▶ [Data for the task]:
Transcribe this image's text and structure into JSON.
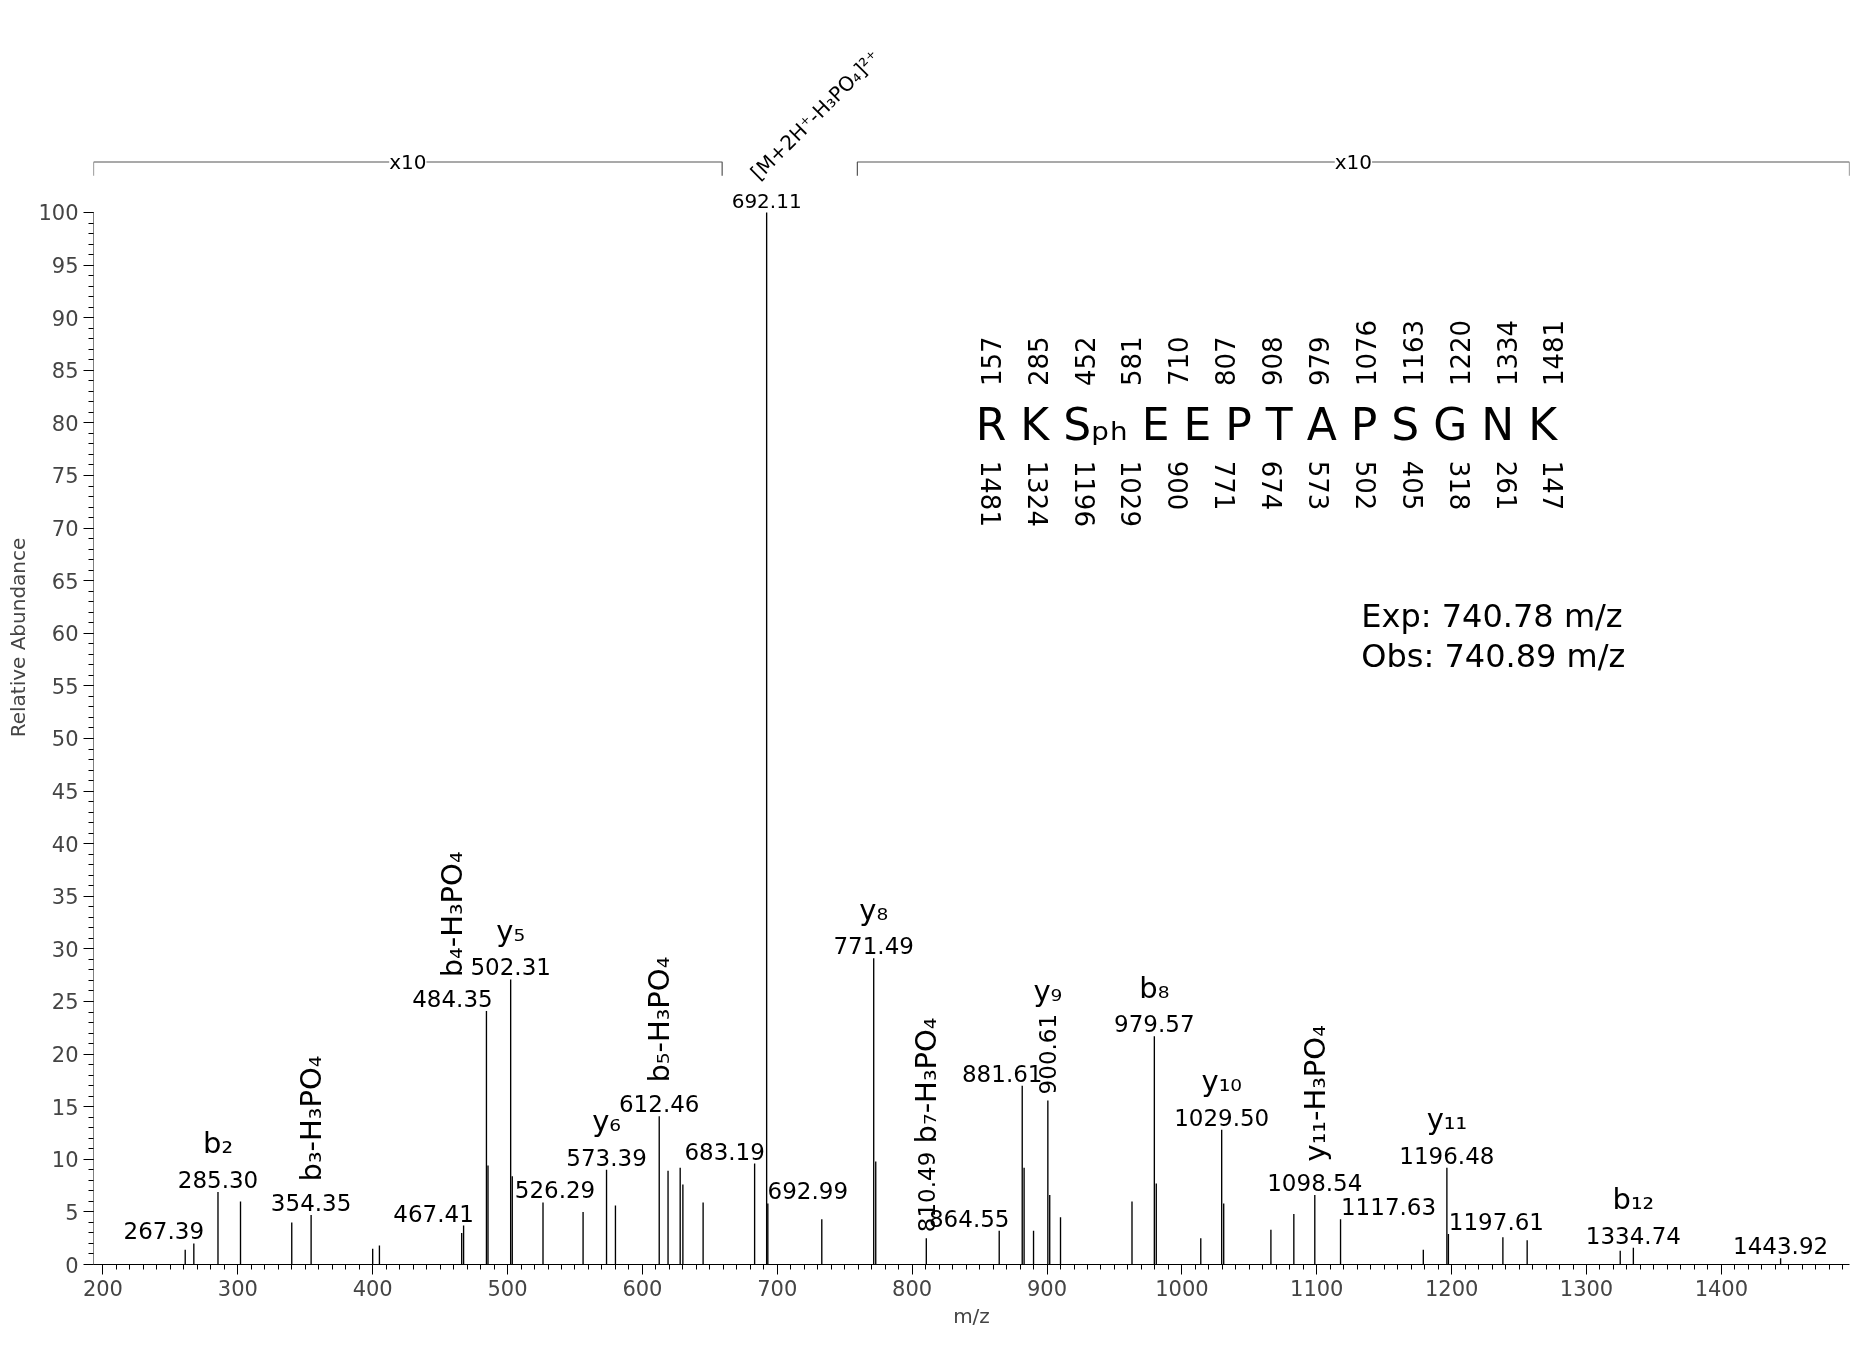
{
  "chart_data": {
    "type": "bar",
    "xlabel": "m/z",
    "ylabel": "Relative Abundance",
    "color": "#000000",
    "x": [
      261.0,
      267.39,
      285.3,
      302.0,
      340.0,
      354.35,
      400.0,
      405.0,
      466.0,
      467.41,
      484.35,
      485.5,
      502.31,
      503.5,
      526.29,
      556.0,
      573.39,
      580.0,
      612.46,
      619.0,
      628.0,
      630.0,
      645.0,
      683.19,
      692.11,
      692.99,
      733.0,
      771.49,
      773.0,
      810.49,
      864.55,
      881.61,
      883.0,
      890.0,
      900.61,
      902.0,
      910.0,
      963.0,
      979.57,
      981.0,
      1014.0,
      1029.5,
      1031.0,
      1066.0,
      1083.0,
      1098.54,
      1117.63,
      1179.0,
      1196.48,
      1197.61,
      1238.0,
      1256.0,
      1325.0,
      1334.74,
      1443.92
    ],
    "values": [
      1.4,
      2.0,
      6.9,
      6.0,
      4.0,
      4.7,
      1.5,
      1.8,
      3.0,
      3.7,
      24.1,
      9.4,
      27.1,
      8.4,
      5.9,
      5.0,
      9.0,
      5.6,
      14.1,
      8.9,
      9.2,
      7.6,
      5.9,
      9.6,
      100,
      5.8,
      4.3,
      29.1,
      9.8,
      2.5,
      3.2,
      17.0,
      9.2,
      3.2,
      15.6,
      6.6,
      4.5,
      6.0,
      21.7,
      7.7,
      2.5,
      12.8,
      5.8,
      3.3,
      4.8,
      6.6,
      4.3,
      1.4,
      9.2,
      2.9,
      2.6,
      2.3,
      1.3,
      1.6,
      0.6
    ],
    "xlim": [
      193,
      1495
    ],
    "ylim": [
      0,
      100
    ],
    "xticks": [
      200,
      300,
      400,
      500,
      600,
      700,
      800,
      900,
      1000,
      1100,
      1200,
      1300,
      1400
    ],
    "yticks": [
      0,
      5,
      10,
      15,
      20,
      25,
      30,
      35,
      40,
      45,
      50,
      55,
      60,
      65,
      70,
      75,
      80,
      85,
      90,
      95,
      100
    ],
    "annotations": [
      "R K Sₚₕ E E P T A P S G N K",
      "157 285 452 581 710 807 908 979 1076 1163 1220 1334 1481",
      "1481 1324 1196 1029 900 771 674 573 502 405 318 261 147",
      "Exp: 740.78 m/z",
      "Obs: 740.89 m/z",
      "x10",
      "x10",
      {
        "text": "692.11",
        "x": 692.11,
        "y": 100
      },
      {
        "text": "[M+2H⁺-H₃PO₄]²⁺",
        "x": 692.11,
        "y": 100
      },
      {
        "text": "267.39",
        "x": 267.39,
        "y": 2.0
      },
      {
        "text": "285.30",
        "x": 285.3,
        "y": 6.9
      },
      {
        "text": "b₂",
        "x": 285.3,
        "y": 6.9
      },
      {
        "text": "354.35",
        "x": 354.35,
        "y": 4.7
      },
      {
        "text": "b₃-H₃PO₄",
        "x": 354.35,
        "y": 4.7
      },
      {
        "text": "467.41",
        "x": 467.41,
        "y": 3.7
      },
      {
        "text": "484.35",
        "x": 484.35,
        "y": 24.1
      },
      {
        "text": "b₄-H₃PO₄",
        "x": 484.35,
        "y": 24.1
      },
      {
        "text": "502.31",
        "x": 502.31,
        "y": 27.1
      },
      {
        "text": "y₅",
        "x": 502.31,
        "y": 27.1
      },
      {
        "text": "526.29",
        "x": 526.29,
        "y": 5.9
      },
      {
        "text": "573.39",
        "x": 573.39,
        "y": 9.0
      },
      {
        "text": "y₆",
        "x": 573.39,
        "y": 9.0
      },
      {
        "text": "612.46",
        "x": 612.46,
        "y": 14.1
      },
      {
        "text": "b₅-H₃PO₄",
        "x": 612.46,
        "y": 14.1
      },
      {
        "text": "683.19",
        "x": 683.19,
        "y": 9.6
      },
      {
        "text": "692.99",
        "x": 692.99,
        "y": 5.8
      },
      {
        "text": "771.49",
        "x": 771.49,
        "y": 29.1
      },
      {
        "text": "y₈",
        "x": 771.49,
        "y": 29.1
      },
      {
        "text": "810.49",
        "x": 810.49,
        "y": 2.5
      },
      "b₇-H₃PO₄",
      {
        "text": "864.55",
        "x": 864.55,
        "y": 3.2
      },
      {
        "text": "881.61",
        "x": 881.61,
        "y": 17.0
      },
      {
        "text": "900.61",
        "x": 900.61,
        "y": 15.6
      },
      "y₉",
      {
        "text": "979.57",
        "x": 979.57,
        "y": 21.7
      },
      {
        "text": "b₈",
        "x": 979.57,
        "y": 21.7
      },
      {
        "text": "1029.50",
        "x": 1029.5,
        "y": 12.8
      },
      {
        "text": "y₁₀",
        "x": 1029.5,
        "y": 12.8
      },
      {
        "text": "1098.54",
        "x": 1098.54,
        "y": 6.6
      },
      {
        "text": "y₁₁-H₃PO₄",
        "x": 1098.54,
        "y": 6.6
      },
      {
        "text": "1117.63",
        "x": 1117.63,
        "y": 4.3
      },
      {
        "text": "1196.48",
        "x": 1196.48,
        "y": 9.2
      },
      {
        "text": "y₁₁",
        "x": 1196.48,
        "y": 9.2
      },
      {
        "text": "1197.61",
        "x": 1197.61,
        "y": 2.9
      },
      {
        "text": "1334.74",
        "x": 1334.74,
        "y": 1.6
      },
      {
        "text": "b₁₂",
        "x": 1334.74,
        "y": 1.6
      },
      {
        "text": "1443.92",
        "x": 1443.92,
        "y": 0.6
      }
    ]
  }
}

▶ [Given exercise]: Copy out every line of the material above that mentions the word "H₃PO₄".

▶ [Answer to this task]:
        "text": "[M+2H⁺-H₃PO₄]²⁺",
        "text": "b₃-H₃PO₄",
        "text": "b₄-H₃PO₄",
        "text": "b₅-H₃PO₄",
      "b₇-H₃PO₄",
        "text": "y₁₁-H₃PO₄",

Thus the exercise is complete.